— Selected excerpt —
Multiple Imputation for Regression in R

Arndt Regorz, Dipl. Kfm. & M.Sc. Psychology, 11/20/2022


Here is the R code for the Youtube tutorial about multiple imputation for regression analysis in R.

# install.packages("mice")

library(mice)

# Using the dataset nhanes2 from the mice package
?nhanes2
summary(nhanes2)
str(nhanes2) #important: factor variables defined as factors!
md.pattern(nhanes2)

# Ordinary regression with listwise exclusion of missing data
reg.fit <- lm(chl ~ bmi + hyp, data=nhanes2)
summary(reg.fit)

# Multiple Imputation with the mice package
#=========================================

# 1. Imputation

imp.data <- mice (data = nhanes2, m = 50, maxit = 10, seed = 12345, print=FALSE)

# Which methods were used?
imp.data

#====================================================

# (If you want to look at the imputed datasets:
imp.datasets <- complete(imp.data, "long")
imp.datasets
# In general, I don't do this)

# (If we wanted to change the method
methods(mice)
my.method <- c("", "pmm", "logreg", "norm")

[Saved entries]
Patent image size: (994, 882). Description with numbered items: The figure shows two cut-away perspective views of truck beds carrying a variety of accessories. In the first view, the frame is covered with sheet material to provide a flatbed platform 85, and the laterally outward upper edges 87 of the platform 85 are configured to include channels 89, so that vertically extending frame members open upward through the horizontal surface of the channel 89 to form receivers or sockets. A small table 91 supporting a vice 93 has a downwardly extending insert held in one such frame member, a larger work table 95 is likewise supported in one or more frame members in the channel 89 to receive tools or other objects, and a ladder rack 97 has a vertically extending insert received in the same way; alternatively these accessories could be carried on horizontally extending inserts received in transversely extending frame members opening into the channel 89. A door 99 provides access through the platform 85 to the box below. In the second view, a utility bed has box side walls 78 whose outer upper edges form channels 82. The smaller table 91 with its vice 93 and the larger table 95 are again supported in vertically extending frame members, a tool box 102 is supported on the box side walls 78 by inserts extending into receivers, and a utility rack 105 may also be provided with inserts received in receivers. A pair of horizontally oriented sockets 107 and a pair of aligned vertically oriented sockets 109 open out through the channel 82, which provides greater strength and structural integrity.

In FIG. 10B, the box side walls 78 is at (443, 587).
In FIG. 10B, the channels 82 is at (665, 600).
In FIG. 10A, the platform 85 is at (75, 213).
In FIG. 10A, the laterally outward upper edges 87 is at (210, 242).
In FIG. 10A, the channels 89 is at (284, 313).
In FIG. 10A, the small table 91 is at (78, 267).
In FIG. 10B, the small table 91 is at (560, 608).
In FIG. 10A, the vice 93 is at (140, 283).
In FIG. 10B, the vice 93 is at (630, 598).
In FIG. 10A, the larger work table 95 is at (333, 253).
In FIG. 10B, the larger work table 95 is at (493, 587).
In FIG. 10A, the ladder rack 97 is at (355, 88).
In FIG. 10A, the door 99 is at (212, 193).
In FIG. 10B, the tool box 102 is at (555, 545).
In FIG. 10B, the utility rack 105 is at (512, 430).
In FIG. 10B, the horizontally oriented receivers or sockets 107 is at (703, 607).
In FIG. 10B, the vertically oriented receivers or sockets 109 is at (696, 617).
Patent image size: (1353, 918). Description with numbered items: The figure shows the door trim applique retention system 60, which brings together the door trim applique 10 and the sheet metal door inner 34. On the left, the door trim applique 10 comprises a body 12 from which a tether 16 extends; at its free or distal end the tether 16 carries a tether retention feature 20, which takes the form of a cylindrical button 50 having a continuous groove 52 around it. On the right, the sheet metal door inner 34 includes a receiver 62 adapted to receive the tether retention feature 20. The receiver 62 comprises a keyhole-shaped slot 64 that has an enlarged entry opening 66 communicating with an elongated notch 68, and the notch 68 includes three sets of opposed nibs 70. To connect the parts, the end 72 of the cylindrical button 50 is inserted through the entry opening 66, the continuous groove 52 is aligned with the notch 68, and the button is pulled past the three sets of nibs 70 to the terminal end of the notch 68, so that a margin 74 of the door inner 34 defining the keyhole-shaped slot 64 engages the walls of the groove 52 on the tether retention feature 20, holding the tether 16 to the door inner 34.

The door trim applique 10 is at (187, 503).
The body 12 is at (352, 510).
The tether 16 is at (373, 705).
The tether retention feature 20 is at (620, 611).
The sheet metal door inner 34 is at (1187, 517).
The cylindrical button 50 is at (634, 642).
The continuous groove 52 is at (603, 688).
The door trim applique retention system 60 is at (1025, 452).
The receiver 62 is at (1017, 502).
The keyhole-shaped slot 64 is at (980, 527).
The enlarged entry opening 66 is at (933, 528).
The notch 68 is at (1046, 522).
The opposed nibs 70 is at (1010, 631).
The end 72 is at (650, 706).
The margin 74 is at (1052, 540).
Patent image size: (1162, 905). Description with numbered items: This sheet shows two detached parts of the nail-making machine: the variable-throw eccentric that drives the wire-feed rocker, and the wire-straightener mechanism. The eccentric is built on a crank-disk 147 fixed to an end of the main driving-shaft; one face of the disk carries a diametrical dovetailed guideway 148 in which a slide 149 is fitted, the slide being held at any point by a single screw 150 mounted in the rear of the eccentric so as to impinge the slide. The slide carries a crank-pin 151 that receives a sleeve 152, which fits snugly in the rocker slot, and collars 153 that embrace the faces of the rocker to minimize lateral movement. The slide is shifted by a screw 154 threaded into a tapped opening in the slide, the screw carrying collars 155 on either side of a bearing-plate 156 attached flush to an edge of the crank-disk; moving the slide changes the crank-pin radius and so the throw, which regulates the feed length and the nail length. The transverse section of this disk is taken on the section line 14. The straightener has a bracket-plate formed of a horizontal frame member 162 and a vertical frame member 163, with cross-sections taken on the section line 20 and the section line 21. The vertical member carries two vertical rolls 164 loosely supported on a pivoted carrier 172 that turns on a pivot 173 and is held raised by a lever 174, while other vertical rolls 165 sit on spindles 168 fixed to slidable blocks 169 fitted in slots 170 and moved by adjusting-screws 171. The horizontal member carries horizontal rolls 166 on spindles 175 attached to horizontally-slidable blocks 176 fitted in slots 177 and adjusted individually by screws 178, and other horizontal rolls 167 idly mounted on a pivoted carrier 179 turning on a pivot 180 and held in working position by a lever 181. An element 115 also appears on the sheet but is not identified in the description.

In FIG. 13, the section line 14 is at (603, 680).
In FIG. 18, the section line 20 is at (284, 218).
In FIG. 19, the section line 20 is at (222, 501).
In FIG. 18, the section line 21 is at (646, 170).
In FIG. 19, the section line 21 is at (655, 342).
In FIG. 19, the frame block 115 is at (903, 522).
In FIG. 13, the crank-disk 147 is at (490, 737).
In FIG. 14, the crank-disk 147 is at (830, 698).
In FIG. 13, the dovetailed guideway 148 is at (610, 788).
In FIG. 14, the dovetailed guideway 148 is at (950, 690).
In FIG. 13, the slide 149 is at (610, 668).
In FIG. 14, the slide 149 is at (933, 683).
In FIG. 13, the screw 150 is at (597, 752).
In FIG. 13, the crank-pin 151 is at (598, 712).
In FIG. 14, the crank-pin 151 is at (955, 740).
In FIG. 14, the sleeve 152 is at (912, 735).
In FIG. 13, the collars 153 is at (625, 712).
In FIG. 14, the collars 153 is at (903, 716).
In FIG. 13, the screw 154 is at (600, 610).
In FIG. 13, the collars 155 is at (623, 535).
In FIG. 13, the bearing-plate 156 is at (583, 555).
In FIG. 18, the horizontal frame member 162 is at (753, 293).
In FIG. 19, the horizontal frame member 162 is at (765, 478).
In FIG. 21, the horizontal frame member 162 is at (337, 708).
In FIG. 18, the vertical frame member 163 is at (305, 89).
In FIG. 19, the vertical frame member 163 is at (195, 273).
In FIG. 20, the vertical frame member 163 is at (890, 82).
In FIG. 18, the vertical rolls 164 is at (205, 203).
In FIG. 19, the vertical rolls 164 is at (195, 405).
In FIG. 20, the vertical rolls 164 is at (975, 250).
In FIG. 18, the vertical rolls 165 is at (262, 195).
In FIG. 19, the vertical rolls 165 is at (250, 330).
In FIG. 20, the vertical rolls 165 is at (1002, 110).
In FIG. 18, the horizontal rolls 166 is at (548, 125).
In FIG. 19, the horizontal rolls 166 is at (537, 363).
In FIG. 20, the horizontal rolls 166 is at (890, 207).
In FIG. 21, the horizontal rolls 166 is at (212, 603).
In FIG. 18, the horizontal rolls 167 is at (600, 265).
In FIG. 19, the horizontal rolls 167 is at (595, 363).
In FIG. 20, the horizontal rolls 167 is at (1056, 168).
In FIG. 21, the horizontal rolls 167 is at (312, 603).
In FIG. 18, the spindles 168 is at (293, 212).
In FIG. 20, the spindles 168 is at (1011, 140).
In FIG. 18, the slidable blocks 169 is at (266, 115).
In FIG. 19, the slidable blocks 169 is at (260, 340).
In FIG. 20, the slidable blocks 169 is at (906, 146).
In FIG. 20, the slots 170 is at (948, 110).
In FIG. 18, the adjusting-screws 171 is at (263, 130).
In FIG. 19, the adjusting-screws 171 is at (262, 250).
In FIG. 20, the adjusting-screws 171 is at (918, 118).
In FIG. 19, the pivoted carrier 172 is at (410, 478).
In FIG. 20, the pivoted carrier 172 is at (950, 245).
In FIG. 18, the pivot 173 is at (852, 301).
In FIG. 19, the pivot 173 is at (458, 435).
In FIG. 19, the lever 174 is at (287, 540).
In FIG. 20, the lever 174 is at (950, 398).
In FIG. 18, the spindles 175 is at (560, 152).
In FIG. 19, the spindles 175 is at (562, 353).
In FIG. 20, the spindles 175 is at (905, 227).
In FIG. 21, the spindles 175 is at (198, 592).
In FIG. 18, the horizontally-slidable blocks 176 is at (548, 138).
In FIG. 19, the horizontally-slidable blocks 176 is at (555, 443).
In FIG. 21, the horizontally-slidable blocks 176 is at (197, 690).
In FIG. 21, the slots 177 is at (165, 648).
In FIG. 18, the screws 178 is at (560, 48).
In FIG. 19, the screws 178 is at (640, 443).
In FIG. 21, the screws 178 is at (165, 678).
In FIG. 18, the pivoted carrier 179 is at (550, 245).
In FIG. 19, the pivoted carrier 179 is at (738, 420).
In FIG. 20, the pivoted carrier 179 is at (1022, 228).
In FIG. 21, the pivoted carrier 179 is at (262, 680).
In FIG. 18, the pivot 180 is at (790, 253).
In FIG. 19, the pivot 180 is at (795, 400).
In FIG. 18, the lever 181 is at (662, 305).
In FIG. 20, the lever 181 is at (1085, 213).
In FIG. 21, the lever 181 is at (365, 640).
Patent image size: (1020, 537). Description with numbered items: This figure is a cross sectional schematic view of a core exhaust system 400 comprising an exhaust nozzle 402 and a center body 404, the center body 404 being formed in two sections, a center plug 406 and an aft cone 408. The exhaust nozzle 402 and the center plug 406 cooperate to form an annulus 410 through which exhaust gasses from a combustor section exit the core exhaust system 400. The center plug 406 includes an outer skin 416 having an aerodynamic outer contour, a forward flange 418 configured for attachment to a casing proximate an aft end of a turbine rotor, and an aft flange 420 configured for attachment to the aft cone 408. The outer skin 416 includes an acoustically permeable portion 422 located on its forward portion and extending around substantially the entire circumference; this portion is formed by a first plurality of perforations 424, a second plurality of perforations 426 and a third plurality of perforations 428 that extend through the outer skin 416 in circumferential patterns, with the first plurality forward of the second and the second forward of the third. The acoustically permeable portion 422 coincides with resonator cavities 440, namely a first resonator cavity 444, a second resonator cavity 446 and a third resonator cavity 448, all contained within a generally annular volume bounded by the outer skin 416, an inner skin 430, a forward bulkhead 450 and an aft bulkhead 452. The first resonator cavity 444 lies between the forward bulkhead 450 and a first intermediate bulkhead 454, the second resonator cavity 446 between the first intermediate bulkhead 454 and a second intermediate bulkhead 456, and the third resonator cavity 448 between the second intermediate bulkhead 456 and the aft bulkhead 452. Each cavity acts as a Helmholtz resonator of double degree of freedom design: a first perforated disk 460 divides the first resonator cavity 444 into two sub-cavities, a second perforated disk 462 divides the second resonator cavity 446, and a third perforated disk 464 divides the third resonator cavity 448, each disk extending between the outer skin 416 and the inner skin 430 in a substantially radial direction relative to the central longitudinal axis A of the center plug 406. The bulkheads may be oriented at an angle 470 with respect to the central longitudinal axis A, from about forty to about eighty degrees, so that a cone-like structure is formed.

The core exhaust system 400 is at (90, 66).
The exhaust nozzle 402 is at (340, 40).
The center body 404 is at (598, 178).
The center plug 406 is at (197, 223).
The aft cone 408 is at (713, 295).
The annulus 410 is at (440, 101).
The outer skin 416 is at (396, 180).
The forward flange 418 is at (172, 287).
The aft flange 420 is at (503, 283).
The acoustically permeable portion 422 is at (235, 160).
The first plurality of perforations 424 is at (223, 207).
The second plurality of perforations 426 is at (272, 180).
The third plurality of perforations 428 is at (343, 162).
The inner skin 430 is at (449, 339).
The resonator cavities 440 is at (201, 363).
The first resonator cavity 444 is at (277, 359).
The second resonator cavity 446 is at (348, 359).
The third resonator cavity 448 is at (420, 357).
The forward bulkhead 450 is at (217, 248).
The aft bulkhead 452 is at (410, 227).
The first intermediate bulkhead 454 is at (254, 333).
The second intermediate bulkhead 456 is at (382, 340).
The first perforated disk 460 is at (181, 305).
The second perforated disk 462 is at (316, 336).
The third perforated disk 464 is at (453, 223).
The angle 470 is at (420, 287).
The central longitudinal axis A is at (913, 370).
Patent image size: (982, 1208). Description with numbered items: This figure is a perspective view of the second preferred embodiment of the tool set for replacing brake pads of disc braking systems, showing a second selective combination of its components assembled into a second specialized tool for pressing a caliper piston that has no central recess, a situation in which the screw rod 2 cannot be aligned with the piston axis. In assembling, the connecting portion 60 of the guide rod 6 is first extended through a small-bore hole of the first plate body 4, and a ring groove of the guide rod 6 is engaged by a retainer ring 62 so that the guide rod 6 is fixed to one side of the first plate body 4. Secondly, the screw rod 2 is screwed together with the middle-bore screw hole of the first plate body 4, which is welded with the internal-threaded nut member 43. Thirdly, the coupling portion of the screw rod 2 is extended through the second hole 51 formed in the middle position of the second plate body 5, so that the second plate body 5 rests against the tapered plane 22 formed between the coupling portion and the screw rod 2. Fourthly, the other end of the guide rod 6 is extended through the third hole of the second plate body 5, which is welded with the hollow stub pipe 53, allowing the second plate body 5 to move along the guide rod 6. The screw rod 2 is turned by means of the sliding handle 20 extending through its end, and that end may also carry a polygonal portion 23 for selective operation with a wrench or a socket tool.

— Exercises —
1: In the multiple imputation code, what number of iterations is set for the mice call?
2: Does each statement agree with the multiple imputation code? Answer yes or no for each, quoting the deciding words. (a) The data come from the nhanes2 dataset in the mice package. (b) The ordinary regression drops missing data listwise. (c) The author usually looks at the imputed datasets.
3: How would the multiple imputation code go on? Pick it up right after its last line.
The material above stands apart from the multiple imputation code.

— Expected responses —
1: 10 iterations (maxit = 10).

2:
(a) Yes: "Using the dataset nhanes2 from the mice package"
(b) Yes: "Ordinary regression with listwise exclusion of missing data"
(c) No: "In general, I don't do this"

3:
imp.data2 <- mice (data = nhanes2, m = 50, maxit = 10, seed = 12345,
method = my.method, print=FALSE) imp.data2
# But we use the default values from above for the rest of the tutorial)

#====================================================

# Checking if convergence was achieved
plot(imp.data)

# Checking if imputed data has plausible values
stripplot(imp.data)

#(for the changed estimation method:)
stripplot(imp.data2)

# 2. Regression for each imputed dataset

reg.fit.mi <- with(imp.data, lm(chl ~ bmi + hyp))

reg.fit.mi

# Regression result for e.g. 3rd imputation
summary(reg.fit.mi$analyses[[3]])

# 3. Pooling the results

pool.fit <- pool(reg.fit.mi)

summary(pool.fit)

# Technical information:
pool.fit
?mipo

#R2

pool.r2 <- pool.r.squared(reg.fit.mi)

pool.r2

# Comparison with listwise exclusion (again)
summary(reg.fit)